BEGIN SUPPLIED DATA
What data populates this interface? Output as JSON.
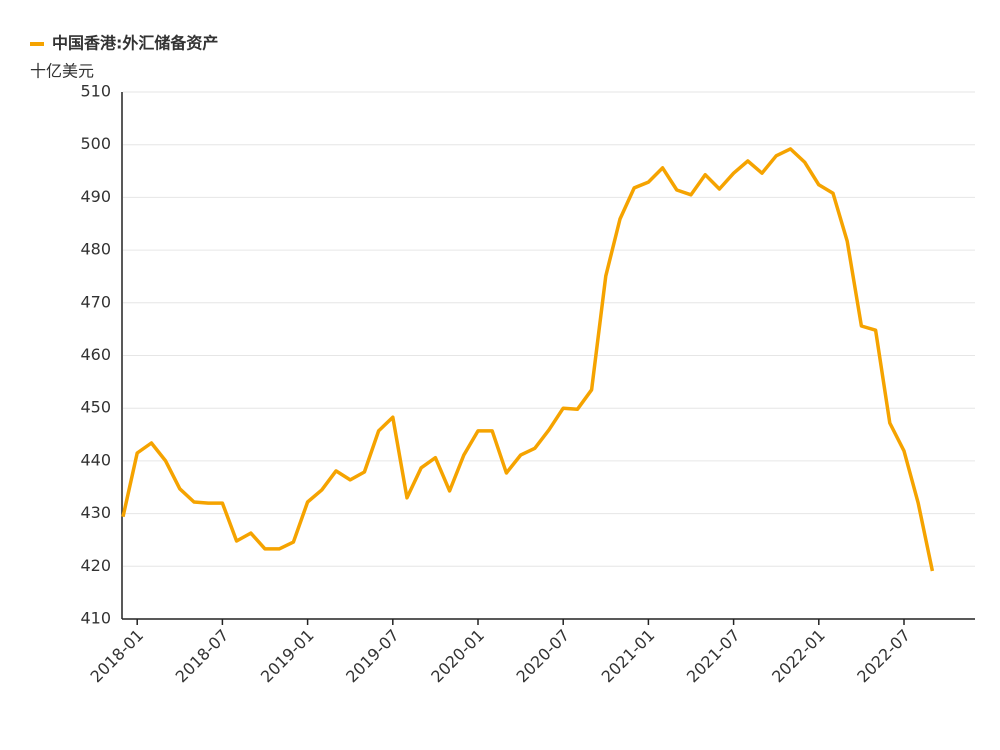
{
  "chart_data": {
    "type": "line",
    "y_label": "十亿美元",
    "x": [
      "2017-12",
      "2018-01",
      "2018-02",
      "2018-03",
      "2018-04",
      "2018-05",
      "2018-06",
      "2018-07",
      "2018-08",
      "2018-09",
      "2018-10",
      "2018-11",
      "2018-12",
      "2019-01",
      "2019-02",
      "2019-03",
      "2019-04",
      "2019-05",
      "2019-06",
      "2019-07",
      "2019-08",
      "2019-09",
      "2019-10",
      "2019-11",
      "2019-12",
      "2020-01",
      "2020-02",
      "2020-03",
      "2020-04",
      "2020-05",
      "2020-06",
      "2020-07",
      "2020-08",
      "2020-09",
      "2020-10",
      "2020-11",
      "2020-12",
      "2021-01",
      "2021-02",
      "2021-03",
      "2021-04",
      "2021-05",
      "2021-06",
      "2021-07",
      "2021-08",
      "2021-09",
      "2021-10",
      "2021-11",
      "2021-12",
      "2022-01",
      "2022-02",
      "2022-03",
      "2022-04",
      "2022-05",
      "2022-06",
      "2022-07",
      "2022-08",
      "2022-09"
    ],
    "series": [
      {
        "name": "中国香港:外汇储备资产",
        "color": "#f5a300",
        "values": [
          429.4,
          441.5,
          443.4,
          440.0,
          434.7,
          432.2,
          432.0,
          432.0,
          424.8,
          426.3,
          423.3,
          423.3,
          424.6,
          432.2,
          434.5,
          438.1,
          436.4,
          437.9,
          445.7,
          448.3,
          433.0,
          438.7,
          440.6,
          434.3,
          441.1,
          445.7,
          445.7,
          437.7,
          441.1,
          442.4,
          445.9,
          450.0,
          449.8,
          453.5,
          475.1,
          485.9,
          491.8,
          492.9,
          495.6,
          491.4,
          490.5,
          494.3,
          491.6,
          494.6,
          496.9,
          494.6,
          497.9,
          499.2,
          496.7,
          492.4,
          490.8,
          481.7,
          465.6,
          464.8,
          447.2,
          441.9,
          432.0,
          419.1
        ]
      }
    ],
    "xlim": [
      "2017-12",
      "2022-12"
    ],
    "xticks": [
      "2018-01",
      "2018-07",
      "2019-01",
      "2019-07",
      "2020-01",
      "2020-07",
      "2021-01",
      "2021-07",
      "2022-01",
      "2022-07"
    ],
    "ylim": [
      410,
      510
    ],
    "yticks": [
      410,
      420,
      430,
      440,
      450,
      460,
      470,
      480,
      490,
      500,
      510
    ],
    "grid": true
  }
}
END SUPPLIED DATA
* [DIRECTION]:
Transcribe the full listing character for character. Pictures are excluded.

* [FINISHED TASK]:
What data populates this interface? Output as JSON.
{
  "chart_data": {
    "type": "line",
    "y_label": "十亿美元",
    "x": [
      "2017-12",
      "2018-01",
      "2018-02",
      "2018-03",
      "2018-04",
      "2018-05",
      "2018-06",
      "2018-07",
      "2018-08",
      "2018-09",
      "2018-10",
      "2018-11",
      "2018-12",
      "2019-01",
      "2019-02",
      "2019-03",
      "2019-04",
      "2019-05",
      "2019-06",
      "2019-07",
      "2019-08",
      "2019-09",
      "2019-10",
      "2019-11",
      "2019-12",
      "2020-01",
      "2020-02",
      "2020-03",
      "2020-04",
      "2020-05",
      "2020-06",
      "2020-07",
      "2020-08",
      "2020-09",
      "2020-10",
      "2020-11",
      "2020-12",
      "2021-01",
      "2021-02",
      "2021-03",
      "2021-04",
      "2021-05",
      "2021-06",
      "2021-07",
      "2021-08",
      "2021-09",
      "2021-10",
      "2021-11",
      "2021-12",
      "2022-01",
      "2022-02",
      "2022-03",
      "2022-04",
      "2022-05",
      "2022-06",
      "2022-07",
      "2022-08",
      "2022-09"
    ],
    "series": [
      {
        "name": "中国香港:外汇储备资产",
        "color": "#f5a300",
        "values": [
          429.4,
          441.5,
          443.4,
          440.0,
          434.7,
          432.2,
          432.0,
          432.0,
          424.8,
          426.3,
          423.3,
          423.3,
          424.6,
          432.2,
          434.5,
          438.1,
          436.4,
          437.9,
          445.7,
          448.3,
          433.0,
          438.7,
          440.6,
          434.3,
          441.1,
          445.7,
          445.7,
          437.7,
          441.1,
          442.4,
          445.9,
          450.0,
          449.8,
          453.5,
          475.1,
          485.9,
          491.8,
          492.9,
          495.6,
          491.4,
          490.5,
          494.3,
          491.6,
          494.6,
          496.9,
          494.6,
          497.9,
          499.2,
          496.7,
          492.4,
          490.8,
          481.7,
          465.6,
          464.8,
          447.2,
          441.9,
          432.0,
          419.1
        ]
      }
    ],
    "xlim": [
      "2017-12",
      "2022-12"
    ],
    "xticks": [
      "2018-01",
      "2018-07",
      "2019-01",
      "2019-07",
      "2020-01",
      "2020-07",
      "2021-01",
      "2021-07",
      "2022-01",
      "2022-07"
    ],
    "ylim": [
      410,
      510
    ],
    "yticks": [
      410,
      420,
      430,
      440,
      450,
      460,
      470,
      480,
      490,
      500,
      510
    ],
    "grid": true
  }
}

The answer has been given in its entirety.